_TASKS_
1. Answer these questions about the asset-tag beacon passage below:
(a) How does the beacon repetition rate change when motion is detected?
(b) In airplane mode, what does the apparatus wait for before it transmits beacons?
(c) What is the sole purpose of the separate receiver that does not use the Bluetooth® protocol?
2. Carry on the passage describing the asset-tag beacon apparatus from its last sentence.

_PAGE_
When the accelerometer 150 generates a motion detection interrupt, motion detection can be enabled and disabled, motion sensitivity and axis of acceleration can be configured, and an indicator LED 170 flashes to show the motion has been detected. The Bluetooth® beacon repetition rate is changed to a higher rate upon motion detection for a period of time, and a code is sent as part of the beacon to signal the motion detection. The maximum amount of time in the motion detected state can be configured. This prevents the apparatus 110 from using up the battery 160 when it is in motion for a long period of time, as in truck transport. Minimum motion off time may be provided before re-enabling motion detection, such as, for example, to prevent the motion state being entered every time a truck carrying the asset tag 110 stops at a traffic light. When the accelerometer 150 generates an interrupt IRQ due to a change in orientation, orientation changes can be configured and enabled, and orientation can change time delay configuration. The apparatus 110 may include a “panic” button input used to generate an interrupt IRQ to the MCU.
The rules and protocols that are used to operate the apparatus 110 can be configured to control the beacon transmission rate. These rules are based on time and sensor inputs to provide an immediate alert status and then to reduce the beacon repetition rate to lower battery 160 usage. When the apparatus 110 is set to airplane mode of operation, it is not transmitting beacons in normal operation; it is waiting for a signal from another device to start transmitting. After the beacons are sent for a programmable period of time, the apparatus 110 then goes back to a receive-only mode. The signal to wake-up the transmitter 130 is received by a separate receiver not using the Bluetooth® protocol. The sole purpose of this receiver is to wake-up the Bluetooth® transmitter 130.

_DATASET ROWS_
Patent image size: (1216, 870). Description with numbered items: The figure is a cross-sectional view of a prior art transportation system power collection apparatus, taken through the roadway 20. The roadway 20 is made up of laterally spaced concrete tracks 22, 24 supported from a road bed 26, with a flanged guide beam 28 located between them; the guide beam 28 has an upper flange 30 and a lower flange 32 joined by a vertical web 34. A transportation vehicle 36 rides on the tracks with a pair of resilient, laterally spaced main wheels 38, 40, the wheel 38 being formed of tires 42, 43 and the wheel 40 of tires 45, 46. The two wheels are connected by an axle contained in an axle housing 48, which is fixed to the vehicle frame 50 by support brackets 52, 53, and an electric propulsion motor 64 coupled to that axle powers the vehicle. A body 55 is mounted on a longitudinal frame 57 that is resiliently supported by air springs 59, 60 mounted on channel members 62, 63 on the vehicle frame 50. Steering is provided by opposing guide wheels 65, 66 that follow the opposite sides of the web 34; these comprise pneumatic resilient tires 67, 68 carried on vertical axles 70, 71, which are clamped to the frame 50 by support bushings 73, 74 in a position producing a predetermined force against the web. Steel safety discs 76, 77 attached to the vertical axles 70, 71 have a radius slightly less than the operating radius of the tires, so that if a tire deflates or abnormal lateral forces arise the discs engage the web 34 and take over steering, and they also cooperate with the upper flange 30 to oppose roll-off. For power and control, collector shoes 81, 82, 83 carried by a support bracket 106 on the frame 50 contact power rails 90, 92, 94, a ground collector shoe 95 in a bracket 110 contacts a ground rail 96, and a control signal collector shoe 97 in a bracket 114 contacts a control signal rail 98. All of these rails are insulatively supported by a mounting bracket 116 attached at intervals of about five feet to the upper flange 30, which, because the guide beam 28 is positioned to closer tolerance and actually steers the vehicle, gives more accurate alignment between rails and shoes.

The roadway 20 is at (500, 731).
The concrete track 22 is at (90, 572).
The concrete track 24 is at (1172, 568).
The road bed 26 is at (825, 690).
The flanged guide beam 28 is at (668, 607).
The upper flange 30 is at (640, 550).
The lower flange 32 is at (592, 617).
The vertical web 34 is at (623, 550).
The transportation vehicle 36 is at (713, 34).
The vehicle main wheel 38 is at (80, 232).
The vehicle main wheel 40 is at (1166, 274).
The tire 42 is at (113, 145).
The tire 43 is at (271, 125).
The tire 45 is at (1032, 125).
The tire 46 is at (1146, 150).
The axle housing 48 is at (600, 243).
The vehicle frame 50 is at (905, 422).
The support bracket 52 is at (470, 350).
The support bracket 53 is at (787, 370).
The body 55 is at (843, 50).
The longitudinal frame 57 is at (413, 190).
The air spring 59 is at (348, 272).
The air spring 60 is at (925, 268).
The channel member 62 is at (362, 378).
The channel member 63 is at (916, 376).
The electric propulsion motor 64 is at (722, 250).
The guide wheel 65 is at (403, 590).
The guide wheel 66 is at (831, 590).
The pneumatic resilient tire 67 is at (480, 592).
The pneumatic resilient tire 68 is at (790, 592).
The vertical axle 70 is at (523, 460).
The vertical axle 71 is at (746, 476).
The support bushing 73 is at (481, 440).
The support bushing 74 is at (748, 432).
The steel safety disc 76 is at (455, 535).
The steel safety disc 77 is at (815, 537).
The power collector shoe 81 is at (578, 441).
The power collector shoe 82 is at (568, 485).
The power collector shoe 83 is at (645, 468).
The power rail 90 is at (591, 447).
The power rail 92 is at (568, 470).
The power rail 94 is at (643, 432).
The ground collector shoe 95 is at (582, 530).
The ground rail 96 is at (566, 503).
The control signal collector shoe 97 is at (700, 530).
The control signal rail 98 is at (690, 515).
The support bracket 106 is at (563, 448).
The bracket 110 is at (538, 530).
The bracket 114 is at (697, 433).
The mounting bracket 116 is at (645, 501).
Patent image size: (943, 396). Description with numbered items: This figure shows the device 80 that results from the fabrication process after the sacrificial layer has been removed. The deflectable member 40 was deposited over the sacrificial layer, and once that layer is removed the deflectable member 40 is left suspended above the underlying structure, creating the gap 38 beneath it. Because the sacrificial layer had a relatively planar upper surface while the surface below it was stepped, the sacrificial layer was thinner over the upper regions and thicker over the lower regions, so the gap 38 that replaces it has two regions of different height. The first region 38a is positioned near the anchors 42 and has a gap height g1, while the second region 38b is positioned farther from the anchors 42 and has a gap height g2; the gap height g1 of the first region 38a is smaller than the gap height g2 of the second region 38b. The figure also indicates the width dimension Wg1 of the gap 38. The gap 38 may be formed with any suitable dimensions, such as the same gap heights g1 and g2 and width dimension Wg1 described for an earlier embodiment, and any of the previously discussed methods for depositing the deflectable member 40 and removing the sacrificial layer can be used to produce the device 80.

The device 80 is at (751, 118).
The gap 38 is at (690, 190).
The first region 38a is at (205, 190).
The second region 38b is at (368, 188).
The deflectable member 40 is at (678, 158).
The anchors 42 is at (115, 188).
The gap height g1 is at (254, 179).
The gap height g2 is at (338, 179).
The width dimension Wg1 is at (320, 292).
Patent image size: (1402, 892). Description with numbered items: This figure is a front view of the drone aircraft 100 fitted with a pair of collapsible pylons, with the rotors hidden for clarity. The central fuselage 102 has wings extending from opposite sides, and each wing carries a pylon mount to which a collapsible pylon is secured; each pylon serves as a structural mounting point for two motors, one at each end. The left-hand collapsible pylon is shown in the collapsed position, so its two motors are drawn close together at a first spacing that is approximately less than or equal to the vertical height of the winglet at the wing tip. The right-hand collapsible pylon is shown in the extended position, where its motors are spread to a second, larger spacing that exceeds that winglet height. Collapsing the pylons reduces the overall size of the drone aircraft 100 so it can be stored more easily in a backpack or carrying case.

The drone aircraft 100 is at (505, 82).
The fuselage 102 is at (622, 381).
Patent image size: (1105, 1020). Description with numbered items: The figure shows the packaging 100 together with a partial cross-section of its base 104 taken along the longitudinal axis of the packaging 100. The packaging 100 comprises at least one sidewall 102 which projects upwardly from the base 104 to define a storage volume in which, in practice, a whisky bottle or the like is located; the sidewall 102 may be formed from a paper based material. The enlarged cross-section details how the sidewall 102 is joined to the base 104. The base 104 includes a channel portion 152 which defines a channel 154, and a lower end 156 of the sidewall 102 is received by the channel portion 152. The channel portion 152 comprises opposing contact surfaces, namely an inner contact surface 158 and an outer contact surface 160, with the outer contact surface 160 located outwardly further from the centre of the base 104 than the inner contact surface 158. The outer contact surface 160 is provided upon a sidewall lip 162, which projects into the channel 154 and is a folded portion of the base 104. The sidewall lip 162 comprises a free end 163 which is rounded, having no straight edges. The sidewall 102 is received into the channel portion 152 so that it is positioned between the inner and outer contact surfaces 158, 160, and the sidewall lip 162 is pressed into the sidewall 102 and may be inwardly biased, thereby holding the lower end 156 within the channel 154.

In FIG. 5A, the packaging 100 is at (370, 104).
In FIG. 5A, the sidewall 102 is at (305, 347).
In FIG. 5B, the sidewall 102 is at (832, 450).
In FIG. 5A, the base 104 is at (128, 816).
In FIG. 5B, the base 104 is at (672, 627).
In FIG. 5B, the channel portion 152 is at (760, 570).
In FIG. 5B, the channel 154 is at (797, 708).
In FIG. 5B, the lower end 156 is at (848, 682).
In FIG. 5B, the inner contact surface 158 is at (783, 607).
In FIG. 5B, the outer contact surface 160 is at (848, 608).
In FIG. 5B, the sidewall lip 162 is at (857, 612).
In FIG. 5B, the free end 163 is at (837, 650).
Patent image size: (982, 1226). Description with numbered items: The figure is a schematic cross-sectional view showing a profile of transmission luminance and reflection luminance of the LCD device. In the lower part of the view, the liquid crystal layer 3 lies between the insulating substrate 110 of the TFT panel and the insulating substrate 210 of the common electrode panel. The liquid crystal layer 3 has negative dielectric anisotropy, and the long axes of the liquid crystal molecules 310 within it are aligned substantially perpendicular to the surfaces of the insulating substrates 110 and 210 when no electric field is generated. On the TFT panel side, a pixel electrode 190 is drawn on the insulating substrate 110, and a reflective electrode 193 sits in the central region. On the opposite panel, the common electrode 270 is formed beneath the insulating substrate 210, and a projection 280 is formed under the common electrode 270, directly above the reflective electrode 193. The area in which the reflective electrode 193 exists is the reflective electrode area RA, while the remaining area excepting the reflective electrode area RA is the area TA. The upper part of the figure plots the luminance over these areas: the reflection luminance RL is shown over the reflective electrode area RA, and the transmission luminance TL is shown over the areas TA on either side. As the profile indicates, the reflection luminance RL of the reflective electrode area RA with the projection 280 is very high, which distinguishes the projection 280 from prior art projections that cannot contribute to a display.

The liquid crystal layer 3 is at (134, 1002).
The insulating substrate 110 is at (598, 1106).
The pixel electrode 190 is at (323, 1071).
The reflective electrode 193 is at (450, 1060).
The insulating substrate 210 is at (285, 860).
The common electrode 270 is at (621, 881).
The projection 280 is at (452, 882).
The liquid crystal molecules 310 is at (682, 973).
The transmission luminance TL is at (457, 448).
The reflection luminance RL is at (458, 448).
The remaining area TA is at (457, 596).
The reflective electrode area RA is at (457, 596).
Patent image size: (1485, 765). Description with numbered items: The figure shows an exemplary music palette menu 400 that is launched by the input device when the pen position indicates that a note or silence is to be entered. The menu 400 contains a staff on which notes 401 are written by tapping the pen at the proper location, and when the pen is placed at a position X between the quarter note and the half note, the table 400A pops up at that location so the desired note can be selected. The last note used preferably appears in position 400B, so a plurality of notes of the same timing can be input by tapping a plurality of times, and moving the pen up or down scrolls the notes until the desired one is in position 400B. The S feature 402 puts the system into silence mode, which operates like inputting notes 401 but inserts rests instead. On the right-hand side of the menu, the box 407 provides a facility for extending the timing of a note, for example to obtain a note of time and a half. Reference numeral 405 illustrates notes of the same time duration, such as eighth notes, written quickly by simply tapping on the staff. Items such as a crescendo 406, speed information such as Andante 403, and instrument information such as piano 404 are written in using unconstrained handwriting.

_OUTPUTS IN ORDER_
1.
(a) It changes to a higher rate for a period of time, and a code is sent as part of the beacon to signal the motion detection.
(b) It waits for a signal from another device to start transmitting.
(c) Its sole purpose is to wake up the Bluetooth® transmitter.

2.
In use of the apparatus 110, it may be shipped to a user in a completely sealed and enclosed box, which makes it water and dust resistant. It is desirable to initially ship the apparatus 110 when it is not transmitting and using the battery 160 power. When it is attached to an asset, it can be activated to function. While there may be a number of ways to activate the apparatus 110 for use, one activation technique is to turn or rotate the apparatus 110 to configure the operating parameters. Each apparatus 110 transmits a unique address as one of the data fields in the periodic transmission. The apparatus 110 must be associated uniquely to the asset to which it is attached so that the asset can be tracked by the unique tag address of the apparatus 110. When the user attaches the apparatus 110 to the asset, the apparatus 110 can be double-tapped, which then allows the apparatus 110 to connect to a Bluetooth® client such as a smartphone or tablet computer for configuration of the apparatus 110.
The double-tap is detected when the apparatus 110 is tapped twice, it allows for the MCU to wake up, turn on an LED indicator 170, and transmit the address to a receiver, which can transfer the device address to a server database. This allows for a simple and quick process to associate the tag 110 to an asset. In addition, the double-tap interrupt can be used for a number of other purposes such as: initial device deployment, turning the device on, package identification, and connecting to a Bluetooth® client to configure operating parameters. The indicator LED 170 can be used for operator feedback that this state has been entered. The double-tap state can be terminated either by a time-out period or by receiving a data packet.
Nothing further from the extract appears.